DOCUMENT —
* * * * * * *
Dans les années cinquante, les revues de cinéma abondaient dans les kiosques. Il y avait, bien sûr, les magazines relatant la vie et l’œuvre de nos artistes préférés mais également des films en romans-photos… On se les repassait jusqu’à l’usure complète. Les copains d’abord, comme aurait dit Brassens et à propos de Georges, à noter le film « Porte des lilas », d’après un roman de René Fallet « La grande ceinture » où, il est évident qu’il n’est pas très à l’aise. Il n’a d’ailleurs pas récidivé.

L’actrice fétiche de ma jeunesse, c’était Greta Garbo et particulièrement dans le film : « La courtisane » de Robert Z. Leonard, de 1931 dont le titre original est "Suzan Lenox". Le couple maudit Garbo/Clark Gable, c’était autre chose que du Bergman. Même si l’on risque de s’endormir à tout moment, Bergman reste cependant un esthète dans son domaine. Je pense précisément à « Cris et chuchotements » un film de 1972 avec Liv Ullmann et Ingrid Thulin. Ambiance feutrée et glauque d’une décadence annoncée.
* * * * * * *
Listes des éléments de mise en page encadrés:
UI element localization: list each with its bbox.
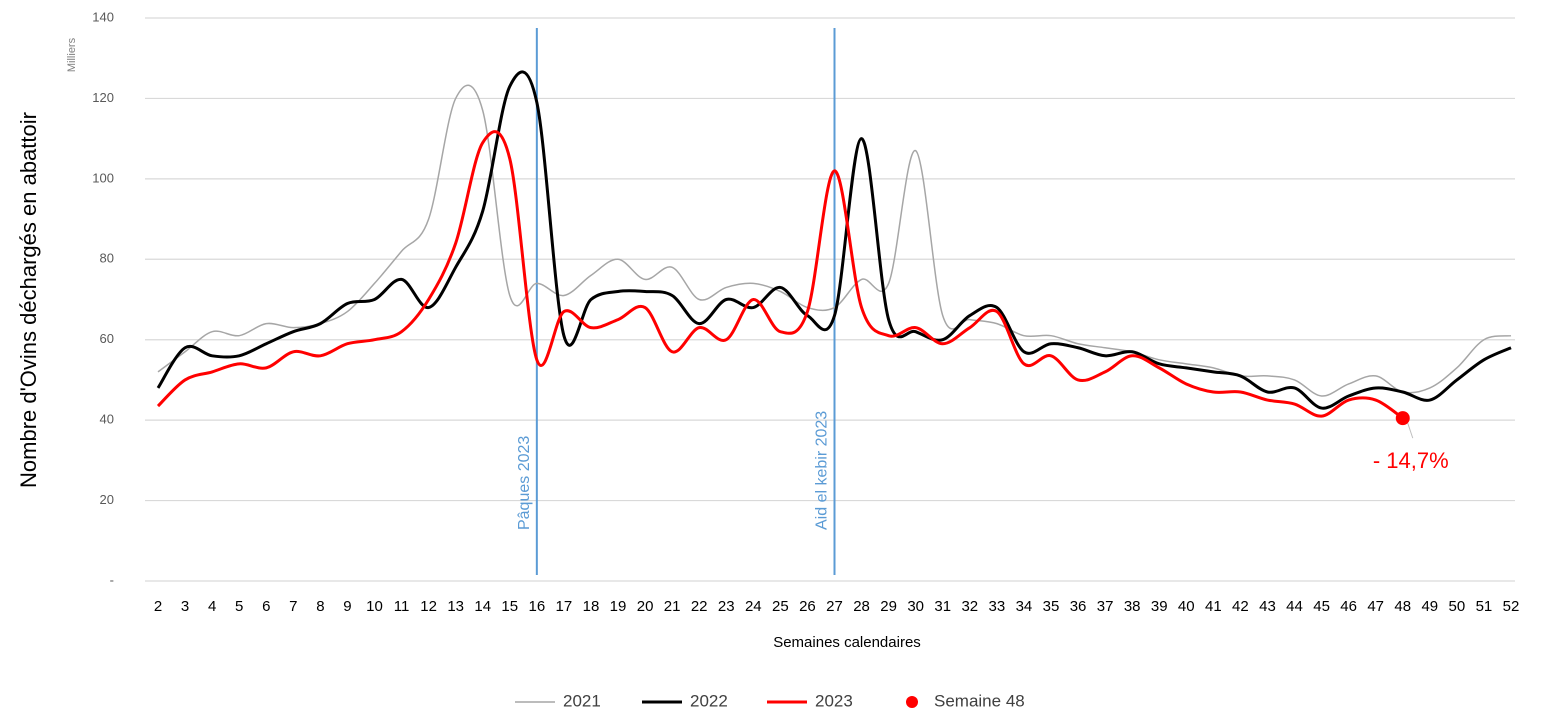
y-tick-label: 80	[100, 251, 114, 266]
x-tick-label: 4	[208, 598, 216, 615]
y-tick-label: 140	[92, 9, 114, 24]
legend-label: 2022	[690, 691, 728, 710]
legend-label: 2023	[815, 691, 853, 710]
x-tick-label: 18	[583, 598, 600, 615]
x-tick-label: 37	[1097, 598, 1114, 615]
x-tick-label: 43	[1259, 598, 1276, 615]
x-tick-label: 39	[1151, 598, 1168, 615]
annotation-label: Pâques 2023	[516, 436, 533, 530]
x-tick-label: 11	[394, 598, 410, 615]
x-tick-label: 50	[1449, 598, 1466, 615]
x-tick-label: 3	[181, 598, 189, 615]
legend-label: 2021	[563, 691, 601, 710]
annotation-label: Aid el kebir 2023	[814, 411, 831, 530]
y-tick-label: 40	[100, 412, 114, 427]
x-tick-label: 21	[664, 598, 681, 615]
x-tick-label: 34	[1016, 598, 1033, 615]
series-line	[156, 70, 1512, 410]
x-tick-label: 7	[289, 598, 297, 615]
x-tick-label: 16	[528, 598, 545, 615]
y-unit: Milliers	[66, 37, 78, 72]
x-tick-label: 36	[1070, 598, 1087, 615]
x-tick-label: 19	[610, 598, 627, 615]
x-tick-label: 9	[343, 598, 351, 615]
x-tick-label: 47	[1367, 598, 1384, 615]
x-tick-label: 24	[745, 598, 762, 615]
x-tick-label: 48	[1394, 598, 1411, 615]
x-tick-label: 12	[420, 598, 437, 615]
x-tick-label: 10	[366, 598, 383, 615]
x-tick-label: 5	[235, 598, 243, 615]
y-tick-label: -	[110, 572, 114, 587]
y-tick-label: 60	[100, 331, 114, 346]
x-tick-label: 29	[880, 598, 897, 615]
x-tick-label: 46	[1340, 598, 1357, 615]
x-tick-label: 28	[853, 598, 870, 615]
x-tick-label: 44	[1286, 598, 1303, 615]
x-tick-label: 26	[799, 598, 816, 615]
legend-label: Semaine 48	[934, 691, 1025, 710]
x-tick-label: 15	[501, 598, 518, 615]
leader-line	[1407, 422, 1414, 439]
x-tick-label: 33	[989, 598, 1006, 615]
x-tick-label: 20	[637, 598, 654, 615]
legend-swatch	[906, 696, 918, 708]
highlight-point	[1395, 411, 1410, 426]
x-tick-label: 14	[474, 598, 491, 615]
x-tick-label: 49	[1421, 598, 1438, 615]
x-tick-label: 31	[934, 598, 951, 615]
x-tick-label: 32	[961, 598, 978, 615]
x-tick-label: 17	[556, 598, 573, 615]
x-tick-label: 35	[1043, 598, 1060, 615]
x-tick-label: 2	[154, 598, 162, 615]
series-line	[157, 84, 1512, 397]
x-tick-label: 6	[262, 598, 270, 615]
x-tick-label: 25	[772, 598, 789, 615]
highlight-label: - 14,7%	[1373, 448, 1449, 473]
x-tick-label: 13	[447, 598, 464, 615]
y-tick-label: 120	[92, 90, 114, 105]
x-tick-label: 27	[826, 598, 843, 615]
x-tick-label: 8	[316, 598, 324, 615]
x-tick-label: 30	[907, 598, 924, 615]
x-tick-label: 23	[718, 598, 735, 615]
series-line	[156, 130, 1404, 420]
x-tick-label: 42	[1232, 598, 1249, 615]
y-tick-label: 20	[100, 492, 114, 507]
x-axis-label: Semaines calendaires	[773, 634, 921, 651]
x-tick-label: 52	[1503, 598, 1520, 615]
y-axis-label: Nombre d'Ovins déchargés en abattoir	[16, 112, 41, 488]
y-tick-label: 100	[92, 170, 114, 185]
x-tick-label: 40	[1178, 598, 1195, 615]
x-tick-label: 22	[691, 598, 708, 615]
x-tick-label: 41	[1205, 598, 1222, 615]
x-tick-label: 51	[1476, 598, 1493, 615]
x-tick-label: 38	[1124, 598, 1141, 615]
x-tick-label: 45	[1313, 598, 1330, 615]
* * * * * * *
TRAVAIL DEMANDÉ —
Recopiez fidèlement le passage du document sur le cinéma qui va de « L’actrice fétiche de » jusqu'à « d’une décadence annoncée. ». Ces enregistrements proviennent d'une autre source.

RÉPONSE ATTENDUE —
L’actrice fétiche de ma jeunesse, c’était Greta Garbo et particulièrement dans le film : « La courtisane » de Robert Z. Leonard, de 1931 dont le titre original est "Suzan Lenox". Le couple maudit Garbo/Clark Gable, c’était autre chose que du Bergman. Même si l’on risque de s’endormir à tout moment, Bergman reste cependant un esthète dans son domaine. Je pense précisément à « Cris et chuchotements » un film de 1972 avec Liv Ullmann et Ingrid Thulin. Ambiance feutrée et glauque d’une décadence annoncée.